__Task__
In the listing below, pick out lines with "object".

Records contained in a dataset:
** begin **
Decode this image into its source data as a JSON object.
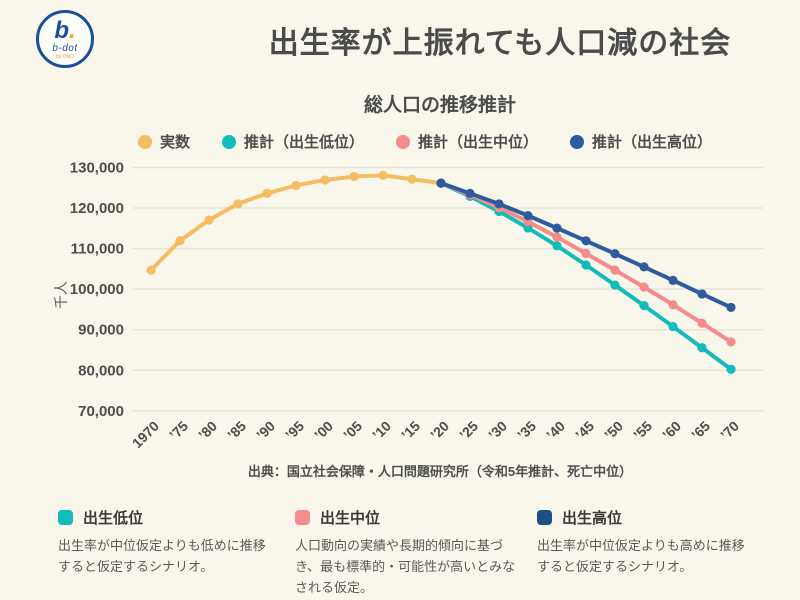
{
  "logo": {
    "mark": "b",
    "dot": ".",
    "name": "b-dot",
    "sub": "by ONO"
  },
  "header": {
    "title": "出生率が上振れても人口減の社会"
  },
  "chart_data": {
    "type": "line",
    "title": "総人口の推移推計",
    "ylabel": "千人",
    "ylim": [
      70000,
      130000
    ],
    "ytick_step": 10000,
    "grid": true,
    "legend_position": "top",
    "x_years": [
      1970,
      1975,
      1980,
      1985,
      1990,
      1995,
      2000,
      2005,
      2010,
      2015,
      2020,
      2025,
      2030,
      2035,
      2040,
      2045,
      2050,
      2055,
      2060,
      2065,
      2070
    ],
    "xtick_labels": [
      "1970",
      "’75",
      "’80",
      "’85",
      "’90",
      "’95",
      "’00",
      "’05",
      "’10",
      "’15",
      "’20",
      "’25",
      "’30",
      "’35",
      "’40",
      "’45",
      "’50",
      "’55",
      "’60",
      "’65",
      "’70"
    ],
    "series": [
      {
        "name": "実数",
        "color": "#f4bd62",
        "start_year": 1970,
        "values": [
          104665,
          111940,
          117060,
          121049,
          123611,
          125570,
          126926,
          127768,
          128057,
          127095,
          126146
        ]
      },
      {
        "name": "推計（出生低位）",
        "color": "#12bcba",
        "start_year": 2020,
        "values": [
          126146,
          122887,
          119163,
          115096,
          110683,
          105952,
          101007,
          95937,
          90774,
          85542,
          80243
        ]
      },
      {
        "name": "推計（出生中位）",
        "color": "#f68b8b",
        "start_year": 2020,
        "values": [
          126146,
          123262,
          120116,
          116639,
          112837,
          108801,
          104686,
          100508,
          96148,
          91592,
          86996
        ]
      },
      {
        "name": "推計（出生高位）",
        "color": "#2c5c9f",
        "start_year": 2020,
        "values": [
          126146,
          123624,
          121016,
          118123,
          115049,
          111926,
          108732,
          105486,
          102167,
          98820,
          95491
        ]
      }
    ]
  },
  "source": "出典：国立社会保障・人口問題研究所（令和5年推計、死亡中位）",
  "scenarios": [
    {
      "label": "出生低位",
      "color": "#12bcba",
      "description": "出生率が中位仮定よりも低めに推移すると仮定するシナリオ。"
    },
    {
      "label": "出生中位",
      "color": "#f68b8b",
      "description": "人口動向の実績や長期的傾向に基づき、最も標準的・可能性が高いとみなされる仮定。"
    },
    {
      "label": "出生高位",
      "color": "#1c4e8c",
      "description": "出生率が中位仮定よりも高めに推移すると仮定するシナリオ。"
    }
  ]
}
** end **
** begin **
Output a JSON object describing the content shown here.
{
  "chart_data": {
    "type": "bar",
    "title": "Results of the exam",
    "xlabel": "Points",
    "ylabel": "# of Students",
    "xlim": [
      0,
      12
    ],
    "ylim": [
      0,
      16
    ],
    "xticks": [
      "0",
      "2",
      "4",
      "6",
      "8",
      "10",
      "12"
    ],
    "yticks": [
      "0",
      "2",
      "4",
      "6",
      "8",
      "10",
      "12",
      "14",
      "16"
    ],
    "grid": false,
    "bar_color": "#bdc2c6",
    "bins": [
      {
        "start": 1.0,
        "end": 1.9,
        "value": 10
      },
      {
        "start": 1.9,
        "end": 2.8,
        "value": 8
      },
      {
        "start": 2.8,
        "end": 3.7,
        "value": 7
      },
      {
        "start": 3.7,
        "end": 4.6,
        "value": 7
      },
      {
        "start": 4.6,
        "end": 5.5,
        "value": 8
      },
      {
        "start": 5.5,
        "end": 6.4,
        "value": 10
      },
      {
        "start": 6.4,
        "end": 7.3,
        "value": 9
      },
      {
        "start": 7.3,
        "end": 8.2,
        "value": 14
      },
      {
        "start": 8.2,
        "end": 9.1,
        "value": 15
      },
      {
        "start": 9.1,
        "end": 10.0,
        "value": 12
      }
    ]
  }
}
** end **
__Task response__
Decode this image into its source data as a JSON object.
Output a JSON object describing the content shown here.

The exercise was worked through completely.